# [Task to carry out]
Repeat the lines that follow, leaving nothing out.

-----

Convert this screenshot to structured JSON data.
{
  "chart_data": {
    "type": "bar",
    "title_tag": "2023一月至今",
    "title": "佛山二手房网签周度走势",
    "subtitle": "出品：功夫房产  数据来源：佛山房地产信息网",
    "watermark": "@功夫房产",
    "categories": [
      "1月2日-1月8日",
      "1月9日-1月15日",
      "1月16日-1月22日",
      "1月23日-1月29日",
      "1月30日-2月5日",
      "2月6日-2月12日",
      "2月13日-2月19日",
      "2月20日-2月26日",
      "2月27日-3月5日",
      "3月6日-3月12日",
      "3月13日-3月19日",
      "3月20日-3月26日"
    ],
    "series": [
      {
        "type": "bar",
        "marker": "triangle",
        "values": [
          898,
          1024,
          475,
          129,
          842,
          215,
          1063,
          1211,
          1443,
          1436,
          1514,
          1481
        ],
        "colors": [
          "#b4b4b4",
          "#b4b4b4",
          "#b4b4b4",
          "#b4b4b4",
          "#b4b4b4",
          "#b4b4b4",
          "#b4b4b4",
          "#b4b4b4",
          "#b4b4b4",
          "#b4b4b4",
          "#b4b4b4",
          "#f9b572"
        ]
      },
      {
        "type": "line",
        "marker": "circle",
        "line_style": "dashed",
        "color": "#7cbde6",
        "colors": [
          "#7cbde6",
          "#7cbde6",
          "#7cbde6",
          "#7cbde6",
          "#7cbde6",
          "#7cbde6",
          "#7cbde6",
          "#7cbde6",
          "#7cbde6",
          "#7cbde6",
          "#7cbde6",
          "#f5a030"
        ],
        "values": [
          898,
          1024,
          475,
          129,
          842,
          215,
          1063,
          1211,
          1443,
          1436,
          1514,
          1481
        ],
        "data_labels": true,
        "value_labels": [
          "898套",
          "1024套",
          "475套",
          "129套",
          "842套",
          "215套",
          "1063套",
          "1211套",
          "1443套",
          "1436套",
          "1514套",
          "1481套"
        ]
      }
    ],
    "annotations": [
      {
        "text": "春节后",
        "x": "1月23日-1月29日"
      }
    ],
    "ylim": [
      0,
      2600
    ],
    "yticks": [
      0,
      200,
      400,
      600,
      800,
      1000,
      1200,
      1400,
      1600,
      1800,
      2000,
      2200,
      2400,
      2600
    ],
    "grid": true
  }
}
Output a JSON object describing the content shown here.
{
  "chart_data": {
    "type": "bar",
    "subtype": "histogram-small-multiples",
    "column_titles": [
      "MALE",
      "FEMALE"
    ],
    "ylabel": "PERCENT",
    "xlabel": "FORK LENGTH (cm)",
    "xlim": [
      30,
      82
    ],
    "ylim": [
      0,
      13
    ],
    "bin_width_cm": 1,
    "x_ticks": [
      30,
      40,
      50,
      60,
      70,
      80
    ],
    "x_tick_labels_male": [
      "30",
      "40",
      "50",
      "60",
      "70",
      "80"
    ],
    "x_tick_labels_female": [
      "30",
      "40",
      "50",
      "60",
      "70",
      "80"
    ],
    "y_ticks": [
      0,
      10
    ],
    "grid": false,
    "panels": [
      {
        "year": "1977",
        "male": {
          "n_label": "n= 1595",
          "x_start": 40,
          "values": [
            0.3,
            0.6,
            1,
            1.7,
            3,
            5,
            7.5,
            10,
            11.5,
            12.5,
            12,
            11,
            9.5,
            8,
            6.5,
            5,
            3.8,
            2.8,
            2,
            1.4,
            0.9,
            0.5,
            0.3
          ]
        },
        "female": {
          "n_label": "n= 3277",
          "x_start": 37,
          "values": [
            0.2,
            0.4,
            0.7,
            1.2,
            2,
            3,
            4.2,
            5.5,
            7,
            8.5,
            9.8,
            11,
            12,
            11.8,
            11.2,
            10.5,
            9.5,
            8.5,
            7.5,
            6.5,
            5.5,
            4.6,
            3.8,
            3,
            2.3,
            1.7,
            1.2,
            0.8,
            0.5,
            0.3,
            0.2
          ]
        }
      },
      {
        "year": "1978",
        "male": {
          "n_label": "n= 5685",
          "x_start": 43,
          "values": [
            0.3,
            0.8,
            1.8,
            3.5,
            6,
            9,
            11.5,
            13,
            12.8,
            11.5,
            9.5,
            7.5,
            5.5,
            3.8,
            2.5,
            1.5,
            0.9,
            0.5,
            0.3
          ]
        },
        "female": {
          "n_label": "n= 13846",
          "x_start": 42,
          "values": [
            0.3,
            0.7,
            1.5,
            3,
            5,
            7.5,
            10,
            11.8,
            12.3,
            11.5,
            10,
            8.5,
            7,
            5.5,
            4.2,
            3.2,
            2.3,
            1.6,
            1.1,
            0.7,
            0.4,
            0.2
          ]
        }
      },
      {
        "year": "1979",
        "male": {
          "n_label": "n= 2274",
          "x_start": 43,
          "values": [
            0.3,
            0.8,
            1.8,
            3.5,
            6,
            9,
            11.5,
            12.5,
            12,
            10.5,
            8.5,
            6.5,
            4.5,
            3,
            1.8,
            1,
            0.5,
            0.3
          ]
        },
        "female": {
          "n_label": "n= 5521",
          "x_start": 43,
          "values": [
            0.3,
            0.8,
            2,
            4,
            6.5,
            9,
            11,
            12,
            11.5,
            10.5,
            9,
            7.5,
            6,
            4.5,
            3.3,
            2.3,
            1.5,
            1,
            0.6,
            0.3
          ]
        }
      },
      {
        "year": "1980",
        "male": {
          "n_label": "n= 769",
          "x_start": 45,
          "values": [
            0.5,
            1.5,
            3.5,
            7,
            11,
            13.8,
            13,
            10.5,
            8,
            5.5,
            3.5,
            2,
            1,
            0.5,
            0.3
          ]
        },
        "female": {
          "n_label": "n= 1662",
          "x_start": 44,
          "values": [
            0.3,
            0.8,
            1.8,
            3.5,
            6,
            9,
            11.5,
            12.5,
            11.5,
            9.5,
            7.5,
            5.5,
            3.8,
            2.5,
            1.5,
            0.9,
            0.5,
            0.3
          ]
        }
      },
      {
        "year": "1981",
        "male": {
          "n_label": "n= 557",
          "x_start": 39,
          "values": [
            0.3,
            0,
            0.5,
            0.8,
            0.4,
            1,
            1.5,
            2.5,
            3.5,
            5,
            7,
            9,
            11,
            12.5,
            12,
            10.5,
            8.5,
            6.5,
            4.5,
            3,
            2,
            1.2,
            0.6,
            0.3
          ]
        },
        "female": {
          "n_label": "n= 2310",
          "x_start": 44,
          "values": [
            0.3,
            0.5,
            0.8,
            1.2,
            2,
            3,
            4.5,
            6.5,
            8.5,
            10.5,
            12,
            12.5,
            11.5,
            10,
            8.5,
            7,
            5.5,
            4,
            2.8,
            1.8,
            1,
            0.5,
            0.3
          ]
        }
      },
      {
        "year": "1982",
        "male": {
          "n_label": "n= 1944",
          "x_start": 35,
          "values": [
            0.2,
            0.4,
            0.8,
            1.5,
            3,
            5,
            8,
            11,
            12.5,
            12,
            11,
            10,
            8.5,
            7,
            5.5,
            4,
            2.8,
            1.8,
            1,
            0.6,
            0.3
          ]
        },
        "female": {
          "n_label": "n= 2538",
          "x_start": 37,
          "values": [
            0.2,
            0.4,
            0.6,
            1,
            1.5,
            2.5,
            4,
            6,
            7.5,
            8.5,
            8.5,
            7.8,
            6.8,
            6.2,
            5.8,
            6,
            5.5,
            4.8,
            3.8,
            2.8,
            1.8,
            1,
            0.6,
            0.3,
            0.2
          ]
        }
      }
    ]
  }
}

-----

# [Correct result]
Convert this screenshot to structured JSON data.
{
  "chart_data": {
    "type": "bar",
    "title_tag": "2023一月至今",
    "title": "佛山二手房网签周度走势",
    "subtitle": "出品：功夫房产  数据来源：佛山房地产信息网",
    "watermark": "@功夫房产",
    "categories": [
      "1月2日-1月8日",
      "1月9日-1月15日",
      "1月16日-1月22日",
      "1月23日-1月29日",
      "1月30日-2月5日",
      "2月6日-2月12日",
      "2月13日-2月19日",
      "2月20日-2月26日",
      "2月27日-3月5日",
      "3月6日-3月12日",
      "3月13日-3月19日",
      "3月20日-3月26日"
    ],
    "series": [
      {
        "type": "bar",
        "marker": "triangle",
        "values": [
          898,
          1024,
          475,
          129,
          842,
          215,
          1063,
          1211,
          1443,
          1436,
          1514,
          1481
        ],
        "colors": [
          "#b4b4b4",
          "#b4b4b4",
          "#b4b4b4",
          "#b4b4b4",
          "#b4b4b4",
          "#b4b4b4",
          "#b4b4b4",
          "#b4b4b4",
          "#b4b4b4",
          "#b4b4b4",
          "#b4b4b4",
          "#f9b572"
        ]
      },
      {
        "type": "line",
        "marker": "circle",
        "line_style": "dashed",
        "color": "#7cbde6",
        "colors": [
          "#7cbde6",
          "#7cbde6",
          "#7cbde6",
          "#7cbde6",
          "#7cbde6",
          "#7cbde6",
          "#7cbde6",
          "#7cbde6",
          "#7cbde6",
          "#7cbde6",
          "#7cbde6",
          "#f5a030"
        ],
        "values": [
          898,
          1024,
          475,
          129,
          842,
          215,
          1063,
          1211,
          1443,
          1436,
          1514,
          1481
        ],
        "data_labels": true,
        "value_labels": [
          "898套",
          "1024套",
          "475套",
          "129套",
          "842套",
          "215套",
          "1063套",
          "1211套",
          "1443套",
          "1436套",
          "1514套",
          "1481套"
        ]
      }
    ],
    "annotations": [
      {
        "text": "春节后",
        "x": "1月23日-1月29日"
      }
    ],
    "ylim": [
      0,
      2600
    ],
    "yticks": [
      0,
      200,
      400,
      600,
      800,
      1000,
      1200,
      1400,
      1600,
      1800,
      2000,
      2200,
      2400,
      2600
    ],
    "grid": true
  }
}
Output a JSON object describing the content shown here.
{
  "chart_data": {
    "type": "bar",
    "subtype": "histogram-small-multiples",
    "column_titles": [
      "MALE",
      "FEMALE"
    ],
    "ylabel": "PERCENT",
    "xlabel": "FORK LENGTH (cm)",
    "xlim": [
      30,
      82
    ],
    "ylim": [
      0,
      13
    ],
    "bin_width_cm": 1,
    "x_ticks": [
      30,
      40,
      50,
      60,
      70,
      80
    ],
    "x_tick_labels_male": [
      "30",
      "40",
      "50",
      "60",
      "70",
      "80"
    ],
    "x_tick_labels_female": [
      "30",
      "40",
      "50",
      "60",
      "70",
      "80"
    ],
    "y_ticks": [
      0,
      10
    ],
    "grid": false,
    "panels": [
      {
        "year": "1977",
        "male": {
          "n_label": "n= 1595",
          "x_start": 40,
          "values": [
            0.3,
            0.6,
            1,
            1.7,
            3,
            5,
            7.5,
            10,
            11.5,
            12.5,
            12,
            11,
            9.5,
            8,
            6.5,
            5,
            3.8,
            2.8,
            2,
            1.4,
            0.9,
            0.5,
            0.3
          ]
        },
        "female": {
          "n_label": "n= 3277",
          "x_start": 37,
          "values": [
            0.2,
            0.4,
            0.7,
            1.2,
            2,
            3,
            4.2,
            5.5,
            7,
            8.5,
            9.8,
            11,
            12,
            11.8,
            11.2,
            10.5,
            9.5,
            8.5,
            7.5,
            6.5,
            5.5,
            4.6,
            3.8,
            3,
            2.3,
            1.7,
            1.2,
            0.8,
            0.5,
            0.3,
            0.2
          ]
        }
      },
      {
        "year": "1978",
        "male": {
          "n_label": "n= 5685",
          "x_start": 43,
          "values": [
            0.3,
            0.8,
            1.8,
            3.5,
            6,
            9,
            11.5,
            13,
            12.8,
            11.5,
            9.5,
            7.5,
            5.5,
            3.8,
            2.5,
            1.5,
            0.9,
            0.5,
            0.3
          ]
        },
        "female": {
          "n_label": "n= 13846",
          "x_start": 42,
          "values": [
            0.3,
            0.7,
            1.5,
            3,
            5,
            7.5,
            10,
            11.8,
            12.3,
            11.5,
            10,
            8.5,
            7,
            5.5,
            4.2,
            3.2,
            2.3,
            1.6,
            1.1,
            0.7,
            0.4,
            0.2
          ]
        }
      },
      {
        "year": "1979",
        "male": {
          "n_label": "n= 2274",
          "x_start": 43,
          "values": [
            0.3,
            0.8,
            1.8,
            3.5,
            6,
            9,
            11.5,
            12.5,
            12,
            10.5,
            8.5,
            6.5,
            4.5,
            3,
            1.8,
            1,
            0.5,
            0.3
          ]
        },
        "female": {
          "n_label": "n= 5521",
          "x_start": 43,
          "values": [
            0.3,
            0.8,
            2,
            4,
            6.5,
            9,
            11,
            12,
            11.5,
            10.5,
            9,
            7.5,
            6,
            4.5,
            3.3,
            2.3,
            1.5,
            1,
            0.6,
            0.3
          ]
        }
      },
      {
        "year": "1980",
        "male": {
          "n_label": "n= 769",
          "x_start": 45,
          "values": [
            0.5,
            1.5,
            3.5,
            7,
            11,
            13.8,
            13,
            10.5,
            8,
            5.5,
            3.5,
            2,
            1,
            0.5,
            0.3
          ]
        },
        "female": {
          "n_label": "n= 1662",
          "x_start": 44,
          "values": [
            0.3,
            0.8,
            1.8,
            3.5,
            6,
            9,
            11.5,
            12.5,
            11.5,
            9.5,
            7.5,
            5.5,
            3.8,
            2.5,
            1.5,
            0.9,
            0.5,
            0.3
          ]
        }
      },
      {
        "year": "1981",
        "male": {
          "n_label": "n= 557",
          "x_start": 39,
          "values": [
            0.3,
            0,
            0.5,
            0.8,
            0.4,
            1,
            1.5,
            2.5,
            3.5,
            5,
            7,
            9,
            11,
            12.5,
            12,
            10.5,
            8.5,
            6.5,
            4.5,
            3,
            2,
            1.2,
            0.6,
            0.3
          ]
        },
        "female": {
          "n_label": "n= 2310",
          "x_start": 44,
          "values": [
            0.3,
            0.5,
            0.8,
            1.2,
            2,
            3,
            4.5,
            6.5,
            8.5,
            10.5,
            12,
            12.5,
            11.5,
            10,
            8.5,
            7,
            5.5,
            4,
            2.8,
            1.8,
            1,
            0.5,
            0.3
          ]
        }
      },
      {
        "year": "1982",
        "male": {
          "n_label": "n= 1944",
          "x_start": 35,
          "values": [
            0.2,
            0.4,
            0.8,
            1.5,
            3,
            5,
            8,
            11,
            12.5,
            12,
            11,
            10,
            8.5,
            7,
            5.5,
            4,
            2.8,
            1.8,
            1,
            0.6,
            0.3
          ]
        },
        "female": {
          "n_label": "n= 2538",
          "x_start": 37,
          "values": [
            0.2,
            0.4,
            0.6,
            1,
            1.5,
            2.5,
            4,
            6,
            7.5,
            8.5,
            8.5,
            7.8,
            6.8,
            6.2,
            5.8,
            6,
            5.5,
            4.8,
            3.8,
            2.8,
            1.8,
            1,
            0.6,
            0.3,
            0.2
          ]
        }
      }
    ]
  }
}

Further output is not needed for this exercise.